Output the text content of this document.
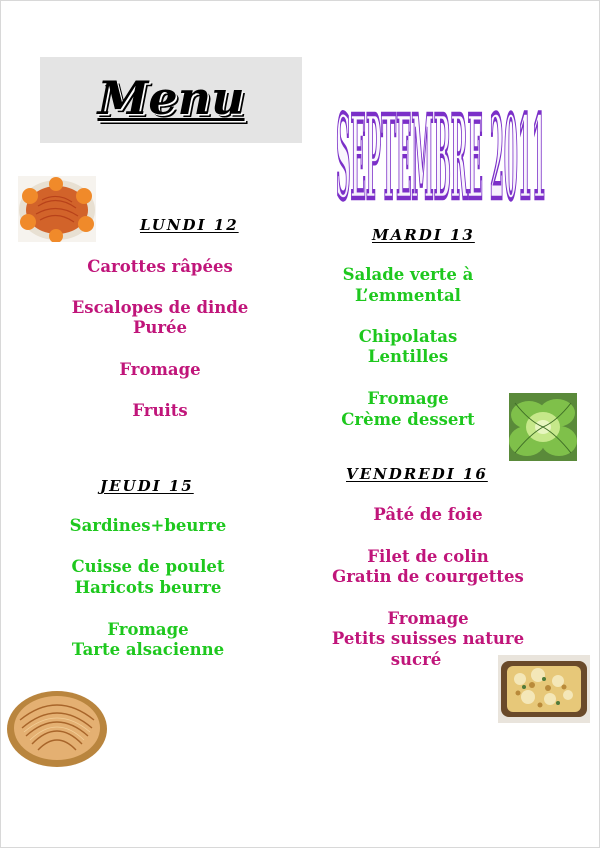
Menu	SEPTEMBRE 2011
LUNDI 12
Carottes râpées
Escalopes de dinde
Purée
Fromage
Fruits
MARDI 13
Salade verte à
L’emmental
Chipolatas
Lentilles
Fromage
Crème dessert
JEUDI 15
Sardines+beurre
Cuisse de poulet
Haricots beurre
Fromage
Tarte alsacienne
VENDREDI 16
Pâté de foie
Filet de colin
Gratin de courgettes
Fromage
Petits suisses nature
sucré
----
In the copy, include all records verbatim but no images.

Response below:
Output the text content of this document.
Menu	SEPTEMBRE 2011
LUNDI 12
Carottes râpées
Escalopes de dinde
Purée
Fromage
Fruits
MARDI 13
Salade verte à
L’emmental
Chipolatas
Lentilles
Fromage
Crème dessert
JEUDI 15
Sardines+beurre
Cuisse de poulet
Haricots beurre
Fromage
Tarte alsacienne
VENDREDI 16
Pâté de foie
Filet de colin
Gratin de courgettes
Fromage
Petits suisses nature
sucré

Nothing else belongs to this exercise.